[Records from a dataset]

▼▼▼

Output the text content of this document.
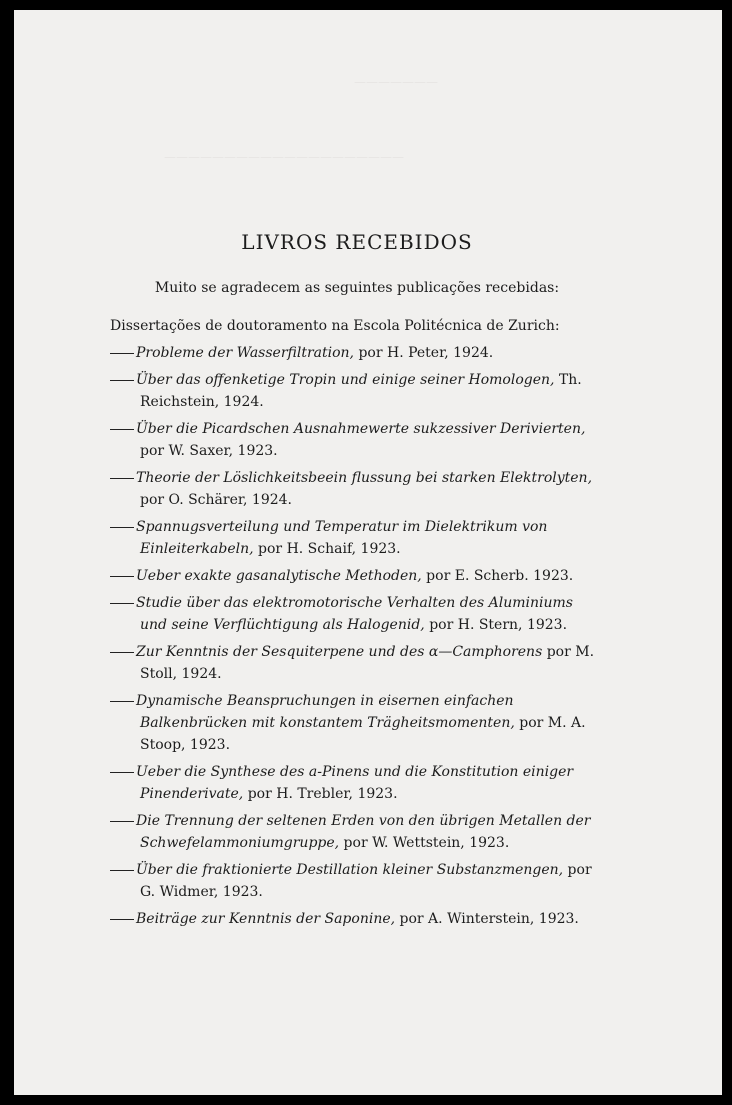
———————
————————————————————
LIVROS RECEBIDOS

Muito se agradecem as seguintes publicações recebidas:

Dissertações de doutoramento na Escola Politécnica de Zurich:

Probleme der Wasserfiltration, por H. Peter, 1924.

Über das offenketige Tropin und einige seiner Homologen, Th. Reichstein, 1924.

Über die Picardschen Ausnahmewerte sukzessiver Derivierten, por W. Saxer, 1923.

Theorie der Löslichkeitsbeein flussung bei starken Elektrolyten, por O. Schärer, 1924.

Spannugsverteilung und Temperatur im Dielektrikum von Einleiterkabeln, por H. Schaif, 1923.

Ueber exakte gasanalytische Methoden, por E. Scherb. 1923.

Studie über das elektromotorische Verhalten des Aluminiums und seine Verflüchtigung als Halogenid, por H. Stern, 1923.

Zur Kenntnis der Sesquiterpene und des α—Camphorens por M. Stoll, 1924.

Dynamische Beanspruchungen in eisernen einfachen Balkenbrücken mit konstantem Trägheitsmomenten, por M. A. Stoop, 1923.

Ueber die Synthese des a-Pinens und die Konstitution einiger Pinenderivate, por H. Trebler, 1923.

Die Trennung der seltenen Erden von den übrigen Metallen der Schwefelammoniumgruppe, por W. Wettstein, 1923.

Über die fraktionierte Destillation kleiner Substanzmengen, por G. Widmer, 1923.

Beiträge zur Kenntnis der Saponine, por A. Winterstein, 1923.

▲▲▲

* Objective: Show, from the material above, each line that includes the string "Kenntnis".

* Final answer:
Zur Kenntnis der Sesquiterpene und des α—Camphorens por M. Stoll, 1924.
Beiträge zur Kenntnis der Saponine, por A. Winterstein, 1923.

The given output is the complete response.